> **Task objective**
If a record holds a picture, leave the picture out, but write out everything else exactly.
=== Begin Enclosure ===
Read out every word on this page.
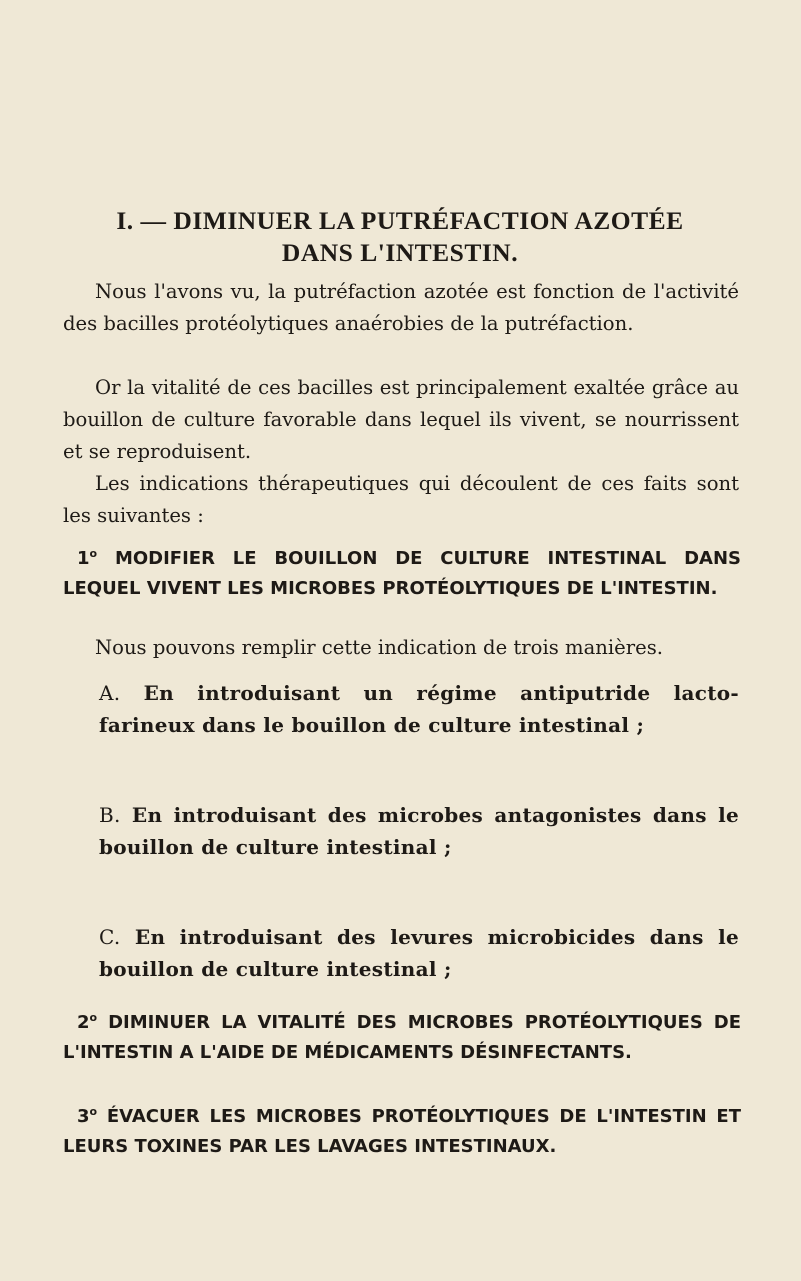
I. — DIMINUER LA PUTRÉFACTION AZOTÉE
DANS L'INTESTIN.

Nous l'avons vu, la putréfaction azotée est fonction de l'activité des bacilles protéolytiques anaérobies de la putréfaction.

Or la vitalité de ces bacilles est principalement exaltée grâce au bouillon de culture favorable dans lequel ils vivent, se nourrissent et se reproduisent.

Les indications thérapeutiques qui découlent de ces faits sont les suivantes :

1$^o$ MODIFIER LE BOUILLON DE CULTURE INTESTINAL DANS LEQUEL VIVENT LES MICROBES PROTÉOLYTIQUES DE L'INTESTIN.

Nous pouvons remplir cette indication de trois manières.

A. En introduisant un régime antiputride lacto-farineux dans le bouillon de culture intestinal ;

B. En introduisant des microbes antagonistes dans le bouillon de culture intestinal ;

C. En introduisant des levures microbicides dans le bouillon de culture intestinal ;

2$^o$ DIMINUER LA VITALITÉ DES MICROBES PROTÉOLYTIQUES DE L'INTESTIN A L'AIDE DE MÉDICAMENTS DÉSINFECTANTS.

3$^o$ ÉVACUER LES MICROBES PROTÉOLYTIQUES DE L'INTESTIN ET LEURS TOXINES PAR LES LAVAGES INTESTINAUX.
=== End Enclosure ===
> **Solution to the exercise**
Read out every word on this page.
I. — DIMINUER LA PUTRÉFACTION AZOTÉE
DANS L'INTESTIN.

Nous l'avons vu, la putréfaction azotée est fonction de l'activité des bacilles protéolytiques anaérobies de la putréfaction.

Or la vitalité de ces bacilles est principalement exaltée grâce au bouillon de culture favorable dans lequel ils vivent, se nourrissent et se reproduisent.

Les indications thérapeutiques qui découlent de ces faits sont les suivantes :

1$^o$ MODIFIER LE BOUILLON DE CULTURE INTESTINAL DANS LEQUEL VIVENT LES MICROBES PROTÉOLYTIQUES DE L'INTESTIN.

Nous pouvons remplir cette indication de trois manières.

A. En introduisant un régime antiputride lacto-farineux dans le bouillon de culture intestinal ;

B. En introduisant des microbes antagonistes dans le bouillon de culture intestinal ;

C. En introduisant des levures microbicides dans le bouillon de culture intestinal ;

2$^o$ DIMINUER LA VITALITÉ DES MICROBES PROTÉOLYTIQUES DE L'INTESTIN A L'AIDE DE MÉDICAMENTS DÉSINFECTANTS.

3$^o$ ÉVACUER LES MICROBES PROTÉOLYTIQUES DE L'INTESTIN ET LEURS TOXINES PAR LES LAVAGES INTESTINAUX.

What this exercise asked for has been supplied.